[Dataset entries]
▼

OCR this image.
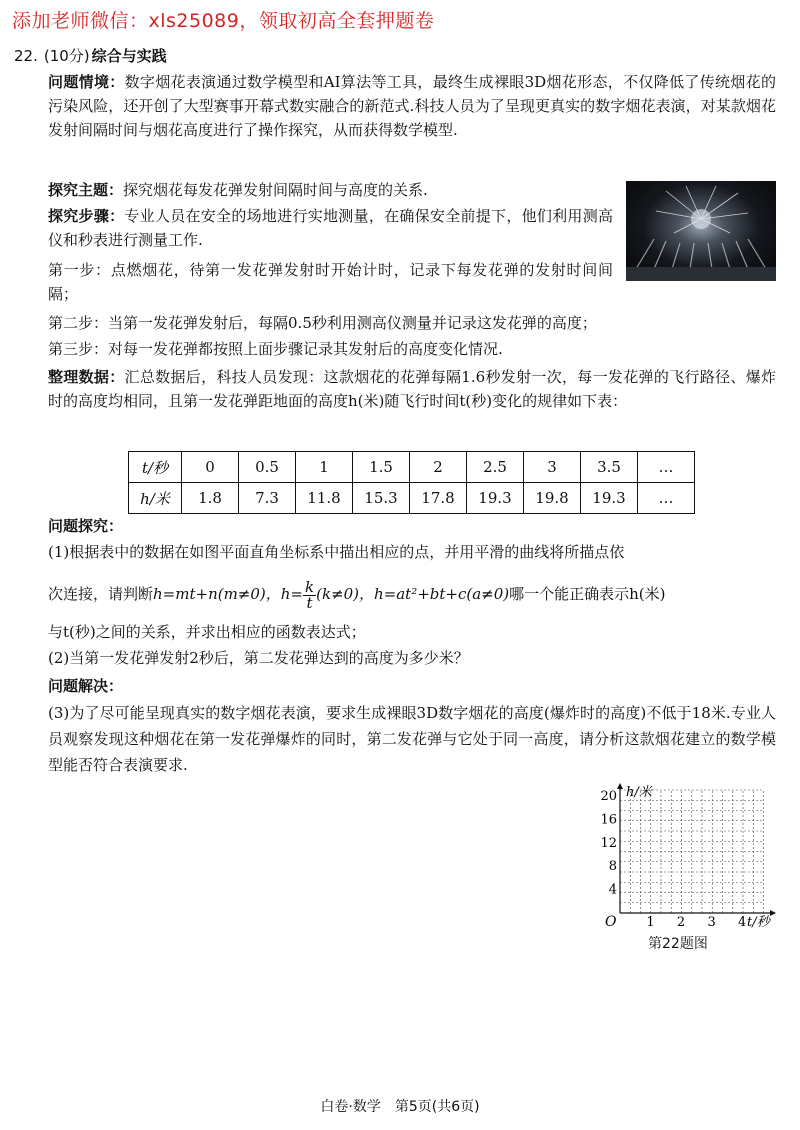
添加老师微信：xls25089，领取初高全套押题卷
22. (10分) 综合与实践
问题情境：数字烟花表演通过数学模型和AI算法等工具，最终生成裸眼3D烟花形态，不仅降低了传统烟花的污染风险，还开创了大型赛事开幕式数实融合的新范式.科技人员为了呈现更真实的数字烟花表演，对某款烟花发射间隔时间与烟花高度进行了操作探究，从而获得数学模型.
探究主题：探究烟花每发花弹发射间隔时间与高度的关系.
探究步骤：专业人员在安全的场地进行实地测量，在确保安全前提下，他们利用测高仪和秒表进行测量工作.
第一步：点燃烟花，待第一发花弹发射时开始计时，记录下每发花弹的发射时间间隔；
第二步：当第一发花弹发射后，每隔0.5秒利用测高仪测量并记录这发花弹的高度；
第三步：对每一发花弹都按照上面步骤记录其发射后的高度变化情况.
整理数据：汇总数据后，科技人员发现：这款烟花的花弹每隔1.6秒发射一次，每一发花弹的飞行路径、爆炸时的高度均相同，且第一发花弹距地面的高度h(米)随飞行时间t(秒)变化的规律如下表：
t/秒	0	0.5	1	1.5	2	2.5	3	3.5	…
h/米	1.8	7.3	11.8	15.3	17.8	19.3	19.8	19.3	…
问题探究：
(1)根据表中的数据在如图平面直角坐标系中描出相应的点，并用平滑的曲线将所描点依
次连接，请判断h=mt+n(m≠0)，$h= \frac{k}{t} (k\ne 0)$，h=at²+bt+c(a≠0)哪一个能正确表示h(米)
与t(秒)之间的关系，并求出相应的函数表达式；
(2)当第一发花弹发射2秒后，第二发花弹达到的高度为多少米？
问题解决：
(3)为了尽可能呈现真实的数字烟花表演，要求生成裸眼3D数字烟花的高度(爆炸时的高度)不低于18米.专业人员观察发现这种烟花在第一发花弹爆炸的同时，第二发花弹与它处于同一高度，请分析这款烟花建立的数学模型能否符合表演要求.
h/米
t/秒
O
4
8
12
16
20
1 2 3 4
第22题图
白卷·数学　第5页(共6页)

▲

AIM OF THE EXERCISE:
Print each entry shown above with exact wording and no pictures.

COMPLETED TASK:
OCR this image.
添加老师微信：xls25089，领取初高全套押题卷
22. (10分) 综合与实践
问题情境：数字烟花表演通过数学模型和AI算法等工具，最终生成裸眼3D烟花形态，不仅降低了传统烟花的污染风险，还开创了大型赛事开幕式数实融合的新范式.科技人员为了呈现更真实的数字烟花表演，对某款烟花发射间隔时间与烟花高度进行了操作探究，从而获得数学模型.
探究主题：探究烟花每发花弹发射间隔时间与高度的关系.
探究步骤：专业人员在安全的场地进行实地测量，在确保安全前提下，他们利用测高仪和秒表进行测量工作.
第一步：点燃烟花，待第一发花弹发射时开始计时，记录下每发花弹的发射时间间隔；
第二步：当第一发花弹发射后，每隔0.5秒利用测高仪测量并记录这发花弹的高度；
第三步：对每一发花弹都按照上面步骤记录其发射后的高度变化情况.
整理数据：汇总数据后，科技人员发现：这款烟花的花弹每隔1.6秒发射一次，每一发花弹的飞行路径、爆炸时的高度均相同，且第一发花弹距地面的高度h(米)随飞行时间t(秒)变化的规律如下表：
t/秒	0	0.5	1	1.5	2	2.5	3	3.5	…
h/米	1.8	7.3	11.8	15.3	17.8	19.3	19.8	19.3	…
问题探究：
(1)根据表中的数据在如图平面直角坐标系中描出相应的点，并用平滑的曲线将所描点依
次连接，请判断h=mt+n(m≠0)，$h= \frac{k}{t} (k\ne 0)$，h=at²+bt+c(a≠0)哪一个能正确表示h(米)
与t(秒)之间的关系，并求出相应的函数表达式；
(2)当第一发花弹发射2秒后，第二发花弹达到的高度为多少米？
问题解决：
(3)为了尽可能呈现真实的数字烟花表演，要求生成裸眼3D数字烟花的高度(爆炸时的高度)不低于18米.专业人员观察发现这种烟花在第一发花弹爆炸的同时，第二发花弹与它处于同一高度，请分析这款烟花建立的数学模型能否符合表演要求.
h/米
t/秒
O
4
8
12
16
20
1 2 3 4
第22题图
白卷·数学　第5页(共6页)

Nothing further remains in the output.